Text extract:
• • • •
CSG SYSTEMS INTERNATIONAL, INC.

NOTES TO CONDENSED CONSOLIDATED FINANCIAL STATEMENTS

 

1. GENERAL

 

The accompanying unaudited condensed consolidated financial statements as of September 30, 2004 and December 31, 2003, and for the three and nine months ended September 30, 2004 and 2003, have been prepared by the Company in accordance with accounting principles generally accepted in the United States of America (“GAAP”) for interim financial information, and pursuant to the instructions to Form 10-Q and the rules and regulations of the Securities and Exchange Commission (the “SEC”). Accordingly, they do not include all of the information and footnotes required by GAAP for complete financial statements. In the opinion of management, all adjustments (consisting only of normal recurring adjustments) considered necessary for a fair presentation of the financial position and operating results have been included. The condensed consolidated financial statements should be read in conjunction with the consolidated financial statements and notes thereto, together with Management’s Discussion and Analysis of Financial Condition and Results of Operations, contained in the Company’s Annual Report on Form 10-K for the year ended December 31, 2003, filed with the SEC (the “Company’s 2003 10-K”). The results of operations for the three and nine months ended September 30, 2004, are not necessarily indicative of the expected results for the entire year ending December 31, 2004.
• • • •
Task a:
Answer these questions about the CSG Systems financial statements note:
(i) As of which two dates are the condensed consolidated financial statements presented?
(ii) What kind of adjustments does management say were included?
(iii) Which filing should the condensed statements be read in conjunction with?
These entries are unrelated to the text above.

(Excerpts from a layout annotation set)
• • • •
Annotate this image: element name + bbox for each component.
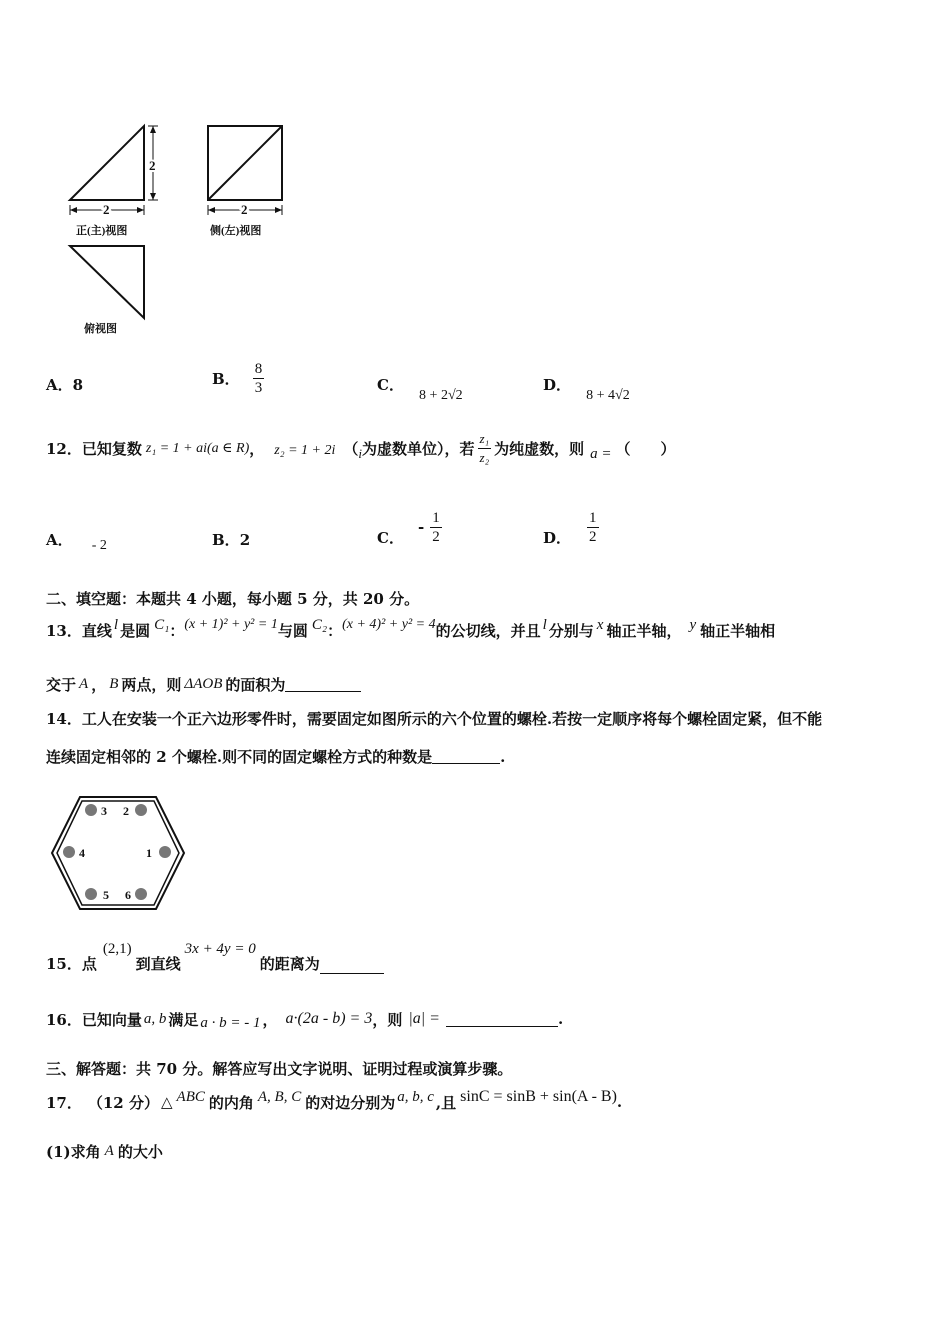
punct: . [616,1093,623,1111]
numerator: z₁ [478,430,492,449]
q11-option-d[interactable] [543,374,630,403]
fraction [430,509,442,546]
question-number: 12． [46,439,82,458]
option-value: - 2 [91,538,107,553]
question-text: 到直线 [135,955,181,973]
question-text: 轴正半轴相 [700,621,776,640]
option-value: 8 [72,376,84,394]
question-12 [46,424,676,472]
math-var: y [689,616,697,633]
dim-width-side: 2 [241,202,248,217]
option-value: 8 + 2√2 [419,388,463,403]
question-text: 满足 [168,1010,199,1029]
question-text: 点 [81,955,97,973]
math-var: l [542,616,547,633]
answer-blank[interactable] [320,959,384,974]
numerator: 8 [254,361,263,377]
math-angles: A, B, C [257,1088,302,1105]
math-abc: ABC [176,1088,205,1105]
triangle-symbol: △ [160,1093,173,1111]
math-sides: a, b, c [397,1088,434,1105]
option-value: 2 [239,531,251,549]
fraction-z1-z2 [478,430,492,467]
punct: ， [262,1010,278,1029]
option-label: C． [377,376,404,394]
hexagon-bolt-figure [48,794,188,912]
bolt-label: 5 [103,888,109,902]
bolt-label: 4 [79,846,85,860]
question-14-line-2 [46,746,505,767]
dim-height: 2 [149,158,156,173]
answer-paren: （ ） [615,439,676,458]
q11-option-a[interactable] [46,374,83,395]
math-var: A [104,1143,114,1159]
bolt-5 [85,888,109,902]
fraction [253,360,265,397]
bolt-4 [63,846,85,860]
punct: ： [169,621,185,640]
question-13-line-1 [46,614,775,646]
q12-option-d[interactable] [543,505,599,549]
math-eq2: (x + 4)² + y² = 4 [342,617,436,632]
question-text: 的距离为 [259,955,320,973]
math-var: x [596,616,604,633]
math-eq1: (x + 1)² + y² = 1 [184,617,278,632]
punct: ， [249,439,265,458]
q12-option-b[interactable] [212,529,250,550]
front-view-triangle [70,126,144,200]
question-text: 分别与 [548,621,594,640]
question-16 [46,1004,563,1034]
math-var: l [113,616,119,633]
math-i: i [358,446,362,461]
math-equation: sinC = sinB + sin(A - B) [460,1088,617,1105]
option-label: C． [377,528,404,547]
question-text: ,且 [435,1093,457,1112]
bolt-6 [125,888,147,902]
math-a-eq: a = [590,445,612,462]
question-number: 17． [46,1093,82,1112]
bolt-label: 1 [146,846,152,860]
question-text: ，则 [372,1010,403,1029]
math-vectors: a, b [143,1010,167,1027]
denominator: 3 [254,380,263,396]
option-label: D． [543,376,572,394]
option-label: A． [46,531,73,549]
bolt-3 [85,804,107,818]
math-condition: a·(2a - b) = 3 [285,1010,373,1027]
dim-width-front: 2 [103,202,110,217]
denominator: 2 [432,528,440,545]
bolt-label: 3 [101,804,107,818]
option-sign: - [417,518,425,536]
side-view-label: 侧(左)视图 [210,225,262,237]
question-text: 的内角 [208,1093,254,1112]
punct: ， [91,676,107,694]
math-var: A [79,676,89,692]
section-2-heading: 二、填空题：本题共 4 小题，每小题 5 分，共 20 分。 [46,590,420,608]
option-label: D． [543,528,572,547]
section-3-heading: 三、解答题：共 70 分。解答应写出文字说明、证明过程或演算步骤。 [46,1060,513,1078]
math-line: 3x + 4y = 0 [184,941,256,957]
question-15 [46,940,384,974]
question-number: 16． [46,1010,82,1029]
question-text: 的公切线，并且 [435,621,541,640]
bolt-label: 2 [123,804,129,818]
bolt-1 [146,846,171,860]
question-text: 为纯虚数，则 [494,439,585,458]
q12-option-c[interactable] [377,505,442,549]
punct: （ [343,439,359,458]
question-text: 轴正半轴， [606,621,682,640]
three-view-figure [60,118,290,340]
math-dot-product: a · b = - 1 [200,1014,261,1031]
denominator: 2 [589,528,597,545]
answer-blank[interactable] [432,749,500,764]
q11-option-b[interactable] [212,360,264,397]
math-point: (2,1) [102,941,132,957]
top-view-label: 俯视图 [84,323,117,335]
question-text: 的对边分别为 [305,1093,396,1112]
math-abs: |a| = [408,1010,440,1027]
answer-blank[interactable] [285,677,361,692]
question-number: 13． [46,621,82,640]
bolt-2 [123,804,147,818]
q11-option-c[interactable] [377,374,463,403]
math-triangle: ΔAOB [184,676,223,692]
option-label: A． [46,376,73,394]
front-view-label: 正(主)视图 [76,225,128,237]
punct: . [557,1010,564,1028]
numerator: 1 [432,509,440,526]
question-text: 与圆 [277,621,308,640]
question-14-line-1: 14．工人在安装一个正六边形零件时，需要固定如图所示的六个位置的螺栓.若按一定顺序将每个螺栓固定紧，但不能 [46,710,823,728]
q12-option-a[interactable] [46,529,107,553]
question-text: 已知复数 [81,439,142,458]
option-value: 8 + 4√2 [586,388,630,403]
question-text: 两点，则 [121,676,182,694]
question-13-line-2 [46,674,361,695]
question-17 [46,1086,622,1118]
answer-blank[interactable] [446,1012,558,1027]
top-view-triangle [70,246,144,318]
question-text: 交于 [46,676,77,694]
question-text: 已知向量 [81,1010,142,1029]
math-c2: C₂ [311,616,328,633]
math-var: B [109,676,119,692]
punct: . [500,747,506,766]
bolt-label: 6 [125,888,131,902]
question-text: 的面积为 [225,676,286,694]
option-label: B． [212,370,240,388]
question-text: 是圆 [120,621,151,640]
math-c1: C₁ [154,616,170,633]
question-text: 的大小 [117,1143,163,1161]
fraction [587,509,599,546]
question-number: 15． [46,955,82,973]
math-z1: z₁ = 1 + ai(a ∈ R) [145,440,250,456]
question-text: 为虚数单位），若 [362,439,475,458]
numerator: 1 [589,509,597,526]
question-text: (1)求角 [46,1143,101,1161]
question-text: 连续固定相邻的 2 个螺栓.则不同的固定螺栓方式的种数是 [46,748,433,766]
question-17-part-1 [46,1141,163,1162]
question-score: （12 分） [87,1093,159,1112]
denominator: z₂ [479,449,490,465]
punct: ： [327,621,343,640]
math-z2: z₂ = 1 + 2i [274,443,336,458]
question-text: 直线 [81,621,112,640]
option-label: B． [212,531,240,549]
• • • •
Task b:
Can you write out the lines of the entries exactly, starting with the line that contains "punct: . [616,1093,623,1111]" and going on through the line that contains "numerator: 8 [254,361,263,377]", with both of those lines included?

Written solution a:
(i) September 30, 2004 and December 31, 2003.
(ii) Only normal recurring adjustments.
(iii) The Company's Annual Report on Form 10-K for the year ended December 31, 2003, filed with the SEC.

Written solution b:
punct: . [616,1093,623,1111]
numerator: z₁ [478,430,492,449]
q11-option-d[interactable] [543,374,630,403]
fraction [430,509,442,546]
question-number: 12． [46,439,82,458]
option-value: - 2 [91,538,107,553]
question-text: 到直线 [135,955,181,973]
question-text: 轴正半轴相 [700,621,776,640]
option-value: 8 [72,376,84,394]
question-12 [46,424,676,472]
math-var: y [689,616,697,633]
dim-width-side: 2 [241,202,248,217]
option-value: 8 + 2√2 [419,388,463,403]
question-text: 满足 [168,1010,199,1029]
question-text: 点 [81,955,97,973]
math-var: l [542,616,547,633]
answer-blank[interactable] [320,959,384,974]
numerator: 8 [254,361,263,377]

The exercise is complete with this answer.